WHAT THE TASK ASKS | Among the lines below, list those containing the string "image".

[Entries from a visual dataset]
___

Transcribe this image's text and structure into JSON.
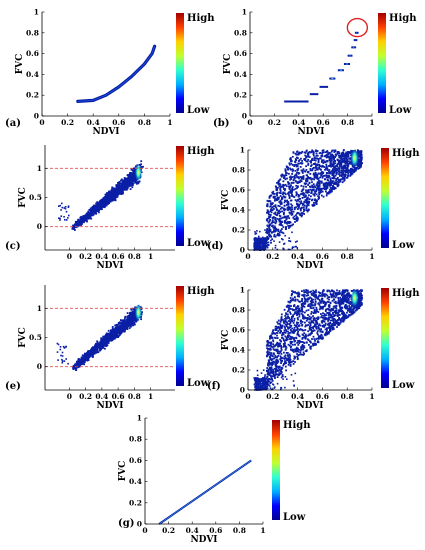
{
  "chart_data": [
    {
      "panel": "(a)",
      "type": "scatter",
      "xlabel": "NDVI",
      "ylabel": "FVC",
      "xticks": [
        "0",
        "0.2",
        "0.4",
        "0.6",
        "0.8",
        "1"
      ],
      "yticks": [
        "0",
        "0.2",
        "0.4",
        "0.6",
        "0.8",
        "1"
      ],
      "xlim": [
        0,
        1
      ],
      "ylim": [
        0,
        1
      ],
      "density_curve": {
        "x": [
          0.28,
          0.4,
          0.5,
          0.6,
          0.7,
          0.8,
          0.86,
          0.88
        ],
        "y": [
          0.14,
          0.15,
          0.2,
          0.28,
          0.38,
          0.5,
          0.6,
          0.67
        ]
      },
      "reference_lines": [],
      "colorbar": {
        "high": "High",
        "low": "Low"
      }
    },
    {
      "panel": "(b)",
      "type": "scatter",
      "xlabel": "NDVI",
      "ylabel": "FVC",
      "xticks": [
        "0",
        "0.2",
        "0.4",
        "0.6",
        "0.8",
        "1"
      ],
      "yticks": [
        "0",
        "0.2",
        "0.4",
        "0.6",
        "0.8",
        "1"
      ],
      "xlim": [
        0,
        1
      ],
      "ylim": [
        0,
        1
      ],
      "steps": [
        {
          "x0": 0.28,
          "x1": 0.48,
          "y": 0.14
        },
        {
          "x0": 0.49,
          "x1": 0.56,
          "y": 0.21
        },
        {
          "x0": 0.57,
          "x1": 0.64,
          "y": 0.28
        },
        {
          "x0": 0.65,
          "x1": 0.7,
          "y": 0.36
        },
        {
          "x0": 0.72,
          "x1": 0.77,
          "y": 0.44
        },
        {
          "x0": 0.77,
          "x1": 0.82,
          "y": 0.5
        },
        {
          "x0": 0.8,
          "x1": 0.84,
          "y": 0.58
        },
        {
          "x0": 0.83,
          "x1": 0.87,
          "y": 0.66
        },
        {
          "x0": 0.85,
          "x1": 0.88,
          "y": 0.73
        },
        {
          "x0": 0.86,
          "x1": 0.89,
          "y": 0.8
        }
      ],
      "highlight_circle": {
        "x": 0.88,
        "y": 0.85
      },
      "colorbar": {
        "high": "High",
        "low": "Low"
      }
    },
    {
      "panel": "(c)",
      "type": "scatter",
      "xlabel": "NDVI",
      "ylabel": "FVC",
      "xticks": [
        "0",
        "0.2",
        "0.4",
        "0.6",
        "0.8",
        "1"
      ],
      "yticks": [
        "0",
        "0.5",
        "1"
      ],
      "xlim": [
        -0.3,
        1.3
      ],
      "ylim": [
        -0.4,
        1.4
      ],
      "shape": "ndvi-dimidiate",
      "reference_lines": [
        0,
        1
      ],
      "colorbar": {
        "high": "High",
        "low": "Low"
      }
    },
    {
      "panel": "(d)",
      "type": "scatter",
      "xlabel": "NDVI",
      "ylabel": "FVC",
      "xticks": [
        "0",
        "0.2",
        "0.4",
        "0.6",
        "0.8",
        "1"
      ],
      "yticks": [
        "0",
        "0.2",
        "0.4",
        "0.6",
        "0.8",
        "1"
      ],
      "xlim": [
        0,
        1
      ],
      "ylim": [
        0,
        1
      ],
      "shape": "ndvi-broad",
      "reference_lines": [],
      "colorbar": {
        "high": "High",
        "low": "Low"
      }
    },
    {
      "panel": "(e)",
      "type": "scatter",
      "xlabel": "NDVI",
      "ylabel": "FVC",
      "xticks": [
        "0",
        "0.2",
        "0.4",
        "0.6",
        "0.8",
        "1"
      ],
      "yticks": [
        "0",
        "0.5",
        "1"
      ],
      "xlim": [
        -0.3,
        1.3
      ],
      "ylim": [
        -0.4,
        1.4
      ],
      "shape": "ndvi-dimidiate",
      "reference_lines": [
        0,
        1
      ],
      "colorbar": {
        "high": "High",
        "low": "Low"
      }
    },
    {
      "panel": "(f)",
      "type": "scatter",
      "xlabel": "NDVI",
      "ylabel": "FVC",
      "xticks": [
        "0",
        "0.2",
        "0.4",
        "0.6",
        "0.8",
        "1"
      ],
      "yticks": [
        "0",
        "0.2",
        "0.4",
        "0.6",
        "0.8",
        "1"
      ],
      "xlim": [
        0,
        1
      ],
      "ylim": [
        0,
        1
      ],
      "shape": "ndvi-broad",
      "reference_lines": [],
      "colorbar": {
        "high": "High",
        "low": "Low"
      }
    },
    {
      "panel": "(g)",
      "type": "line",
      "xlabel": "NDVI",
      "ylabel": "FVC",
      "xticks": [
        "0",
        "0.2",
        "0.4",
        "0.6",
        "0.8",
        "1"
      ],
      "yticks": [
        "0",
        "0.2",
        "0.4",
        "0.6",
        "0.8",
        "1"
      ],
      "xlim": [
        0,
        1
      ],
      "ylim": [
        0,
        1
      ],
      "x": [
        0.12,
        0.9
      ],
      "y": [
        0,
        0.6
      ],
      "reference_lines": [],
      "colorbar": {
        "high": "High",
        "low": "Low"
      }
    }
  ],
  "colors": {
    "point": "#0a1fa6",
    "reference_line": "#e05050",
    "highlight": "#e02020",
    "colormap": [
      "#00008f",
      "#0000ff",
      "#00b0ff",
      "#30ffd0",
      "#c0ff30",
      "#ffd000",
      "#ff4000",
      "#a00000"
    ]
  }
}
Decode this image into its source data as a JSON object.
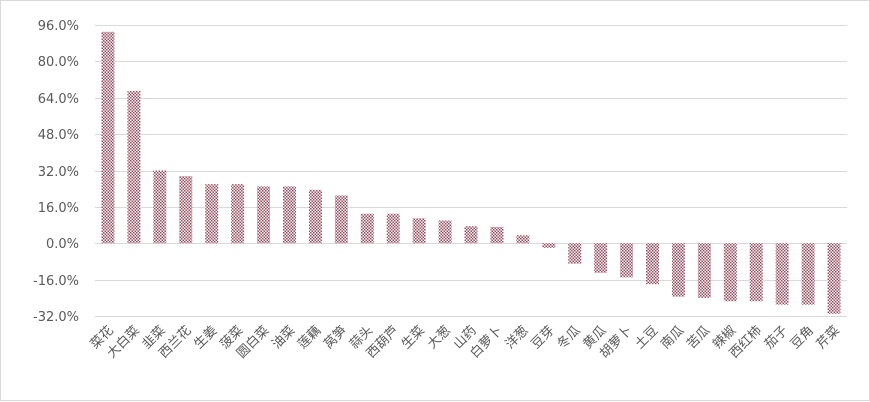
{
  "chart_data": {
    "type": "bar",
    "title": "",
    "xlabel": "",
    "ylabel": "",
    "ylim": [
      -0.32,
      0.96
    ],
    "yticks": [
      0.96,
      0.8,
      0.64,
      0.48,
      0.32,
      0.16,
      0.0,
      -0.16,
      -0.32
    ],
    "ytick_labels": [
      "96.0%",
      "80.0%",
      "64.0%",
      "48.0%",
      "32.0%",
      "16.0%",
      "0.0%",
      "-16.0%",
      "-32.0%"
    ],
    "grid": true,
    "legend": "none",
    "bar_color": "#a0455a",
    "categories": [
      "菜花",
      "大白菜",
      "韭菜",
      "西兰花",
      "生姜",
      "菠菜",
      "圆白菜",
      "油菜",
      "莲藕",
      "莴笋",
      "蒜头",
      "西葫芦",
      "生菜",
      "大葱",
      "山药",
      "白萝卜",
      "洋葱",
      "豆芽",
      "冬瓜",
      "黄瓜",
      "胡萝卜",
      "土豆",
      "南瓜",
      "苦瓜",
      "辣椒",
      "西红柿",
      "茄子",
      "豆角",
      "芹菜"
    ],
    "values": [
      0.93,
      0.67,
      0.32,
      0.295,
      0.26,
      0.26,
      0.25,
      0.25,
      0.235,
      0.21,
      0.13,
      0.13,
      0.11,
      0.1,
      0.075,
      0.072,
      0.035,
      -0.02,
      -0.09,
      -0.13,
      -0.15,
      -0.18,
      -0.235,
      -0.24,
      -0.255,
      -0.255,
      -0.27,
      -0.27,
      -0.31
    ]
  }
}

___

ANSWER FOR THE TASK |
Transcribe this image's text and structure into JSON.
Decode this image into its source data as a JSON object.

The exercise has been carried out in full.